### [What is needed]
Show each line that has the string "JSON" in it.

### [Recorded data]
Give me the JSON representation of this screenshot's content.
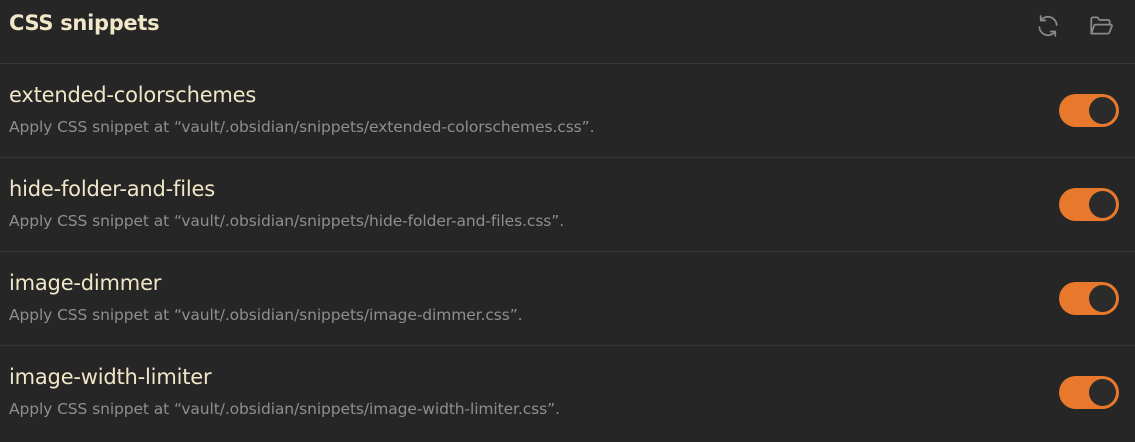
{
  "header": {
    "title": "CSS snippets",
    "actions": [
      {
        "icon": "reload-icon"
      },
      {
        "icon": "folder-open-icon"
      }
    ]
  },
  "colors": {
    "accent": "#e8782c",
    "background": "#262626",
    "title_text": "#f0e6c8",
    "description_text": "#8e8e8e"
  },
  "snippets": [
    {
      "name": "extended-colorschemes",
      "description": "Apply CSS snippet at “vault/.obsidian/snippets/extended-colorschemes.css”.",
      "enabled": true
    },
    {
      "name": "hide-folder-and-files",
      "description": "Apply CSS snippet at “vault/.obsidian/snippets/hide-folder-and-files.css”.",
      "enabled": true
    },
    {
      "name": "image-dimmer",
      "description": "Apply CSS snippet at “vault/.obsidian/snippets/image-dimmer.css”.",
      "enabled": true
    },
    {
      "name": "image-width-limiter",
      "description": "Apply CSS snippet at “vault/.obsidian/snippets/image-width-limiter.css”.",
      "enabled": true
    }
  ]
}
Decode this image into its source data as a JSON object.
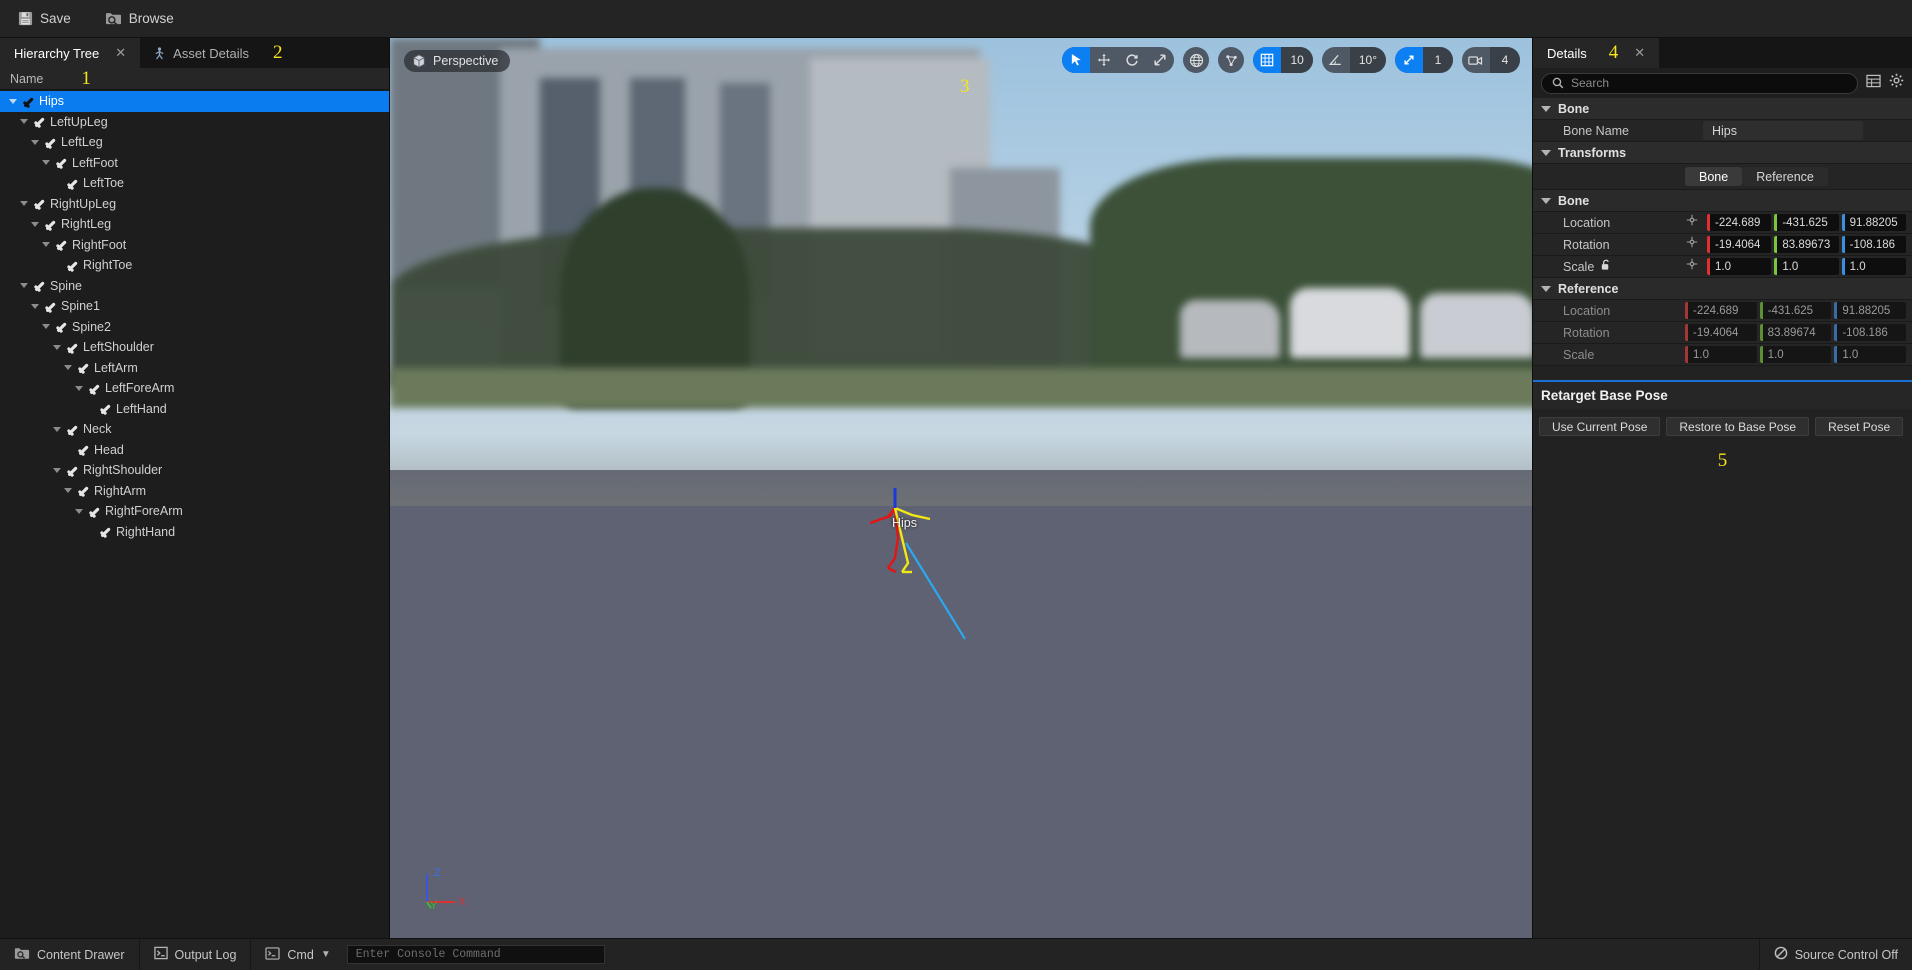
{
  "toolbar": {
    "save_label": "Save",
    "browse_label": "Browse"
  },
  "left_panel": {
    "tabs": [
      {
        "label": "Hierarchy Tree",
        "icon": "none",
        "active": true,
        "close": "✕"
      },
      {
        "label": "Asset Details",
        "icon": "skeleton-icon",
        "active": false
      }
    ],
    "annotation": "1",
    "annotation2": "2",
    "column_header": "Name",
    "tree": [
      {
        "label": "Hips",
        "depth": 0,
        "expanded": true,
        "selected": true
      },
      {
        "label": "LeftUpLeg",
        "depth": 1,
        "expanded": true,
        "selected": false
      },
      {
        "label": "LeftLeg",
        "depth": 2,
        "expanded": true,
        "selected": false
      },
      {
        "label": "LeftFoot",
        "depth": 3,
        "expanded": true,
        "selected": false
      },
      {
        "label": "LeftToe",
        "depth": 4,
        "expanded": false,
        "selected": false
      },
      {
        "label": "RightUpLeg",
        "depth": 1,
        "expanded": true,
        "selected": false
      },
      {
        "label": "RightLeg",
        "depth": 2,
        "expanded": true,
        "selected": false
      },
      {
        "label": "RightFoot",
        "depth": 3,
        "expanded": true,
        "selected": false
      },
      {
        "label": "RightToe",
        "depth": 4,
        "expanded": false,
        "selected": false
      },
      {
        "label": "Spine",
        "depth": 1,
        "expanded": true,
        "selected": false
      },
      {
        "label": "Spine1",
        "depth": 2,
        "expanded": true,
        "selected": false
      },
      {
        "label": "Spine2",
        "depth": 3,
        "expanded": true,
        "selected": false
      },
      {
        "label": "LeftShoulder",
        "depth": 4,
        "expanded": true,
        "selected": false
      },
      {
        "label": "LeftArm",
        "depth": 5,
        "expanded": true,
        "selected": false
      },
      {
        "label": "LeftForeArm",
        "depth": 6,
        "expanded": true,
        "selected": false
      },
      {
        "label": "LeftHand",
        "depth": 7,
        "expanded": false,
        "selected": false
      },
      {
        "label": "Neck",
        "depth": 4,
        "expanded": true,
        "selected": false
      },
      {
        "label": "Head",
        "depth": 5,
        "expanded": false,
        "selected": false
      },
      {
        "label": "RightShoulder",
        "depth": 4,
        "expanded": true,
        "selected": false
      },
      {
        "label": "RightArm",
        "depth": 5,
        "expanded": true,
        "selected": false
      },
      {
        "label": "RightForeArm",
        "depth": 6,
        "expanded": true,
        "selected": false
      },
      {
        "label": "RightHand",
        "depth": 7,
        "expanded": false,
        "selected": false
      }
    ]
  },
  "viewport": {
    "perspective_label": "Perspective",
    "annotation": "3",
    "selected_bone_label": "Hips",
    "axis_labels": {
      "x": "X",
      "y": "Y",
      "z": "Z"
    },
    "toolbar": {
      "select_icon": "cursor-arrow-icon",
      "move_icon": "move-gizmo-icon",
      "rotate_icon": "rotate-gizmo-icon",
      "scale_icon": "scale-gizmo-icon",
      "coord_space_icon": "world-globe-icon",
      "surface_snap_icon": "surface-snap-icon",
      "grid_snap_icon": "grid-snap-icon",
      "grid_snap_value": "10",
      "angle_snap_icon": "angle-snap-icon",
      "angle_snap_value": "10°",
      "scale_snap_icon": "scale-snap-icon",
      "scale_snap_value": "1",
      "camera_speed_icon": "camera-icon",
      "camera_speed_value": "4"
    }
  },
  "details": {
    "tab_label": "Details",
    "tab_close": "✕",
    "annotation": "4",
    "search_placeholder": "Search",
    "search_value": "",
    "grid_view_icon": "column-view-icon",
    "settings_icon": "gear-icon",
    "sections": {
      "bone_header": "Bone",
      "bone_name_label": "Bone Name",
      "bone_name_value": "Hips",
      "transforms_header": "Transforms",
      "toggle_bone": "Bone",
      "toggle_reference": "Reference",
      "bone_sub_header": "Bone",
      "reference_sub_header": "Reference",
      "location_label": "Location",
      "rotation_label": "Rotation",
      "scale_label": "Scale",
      "bone_location": [
        "-224.689",
        "-431.625",
        "91.88205"
      ],
      "bone_rotation": [
        "-19.4064",
        "83.89673",
        "-108.186"
      ],
      "bone_scale": [
        "1.0",
        "1.0",
        "1.0"
      ],
      "reference_location": [
        "-224.689",
        "-431.625",
        "91.88205"
      ],
      "reference_rotation": [
        "-19.4064",
        "83.89674",
        "-108.186"
      ],
      "reference_scale": [
        "1.0",
        "1.0",
        "1.0"
      ]
    },
    "retarget": {
      "title": "Retarget Base Pose",
      "buttons": [
        "Use Current Pose",
        "Restore to Base Pose",
        "Reset Pose"
      ],
      "annotation": "5"
    }
  },
  "status_bar": {
    "content_drawer": "Content Drawer",
    "output_log": "Output Log",
    "cmd_label": "Cmd",
    "console_placeholder": "Enter Console Command",
    "console_value": "",
    "source_control": "Source Control Off"
  },
  "colors": {
    "accent_blue": "#0a7cf0",
    "axis_x": "#e03030",
    "axis_y": "#5ac43a",
    "axis_z": "#3a7fe0",
    "annotation_yellow": "#f5e51a"
  }
}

### [Response to this exercise]
Give me the JSON representation of this screenshot's content.
Decode this image into its source data as a JSON object.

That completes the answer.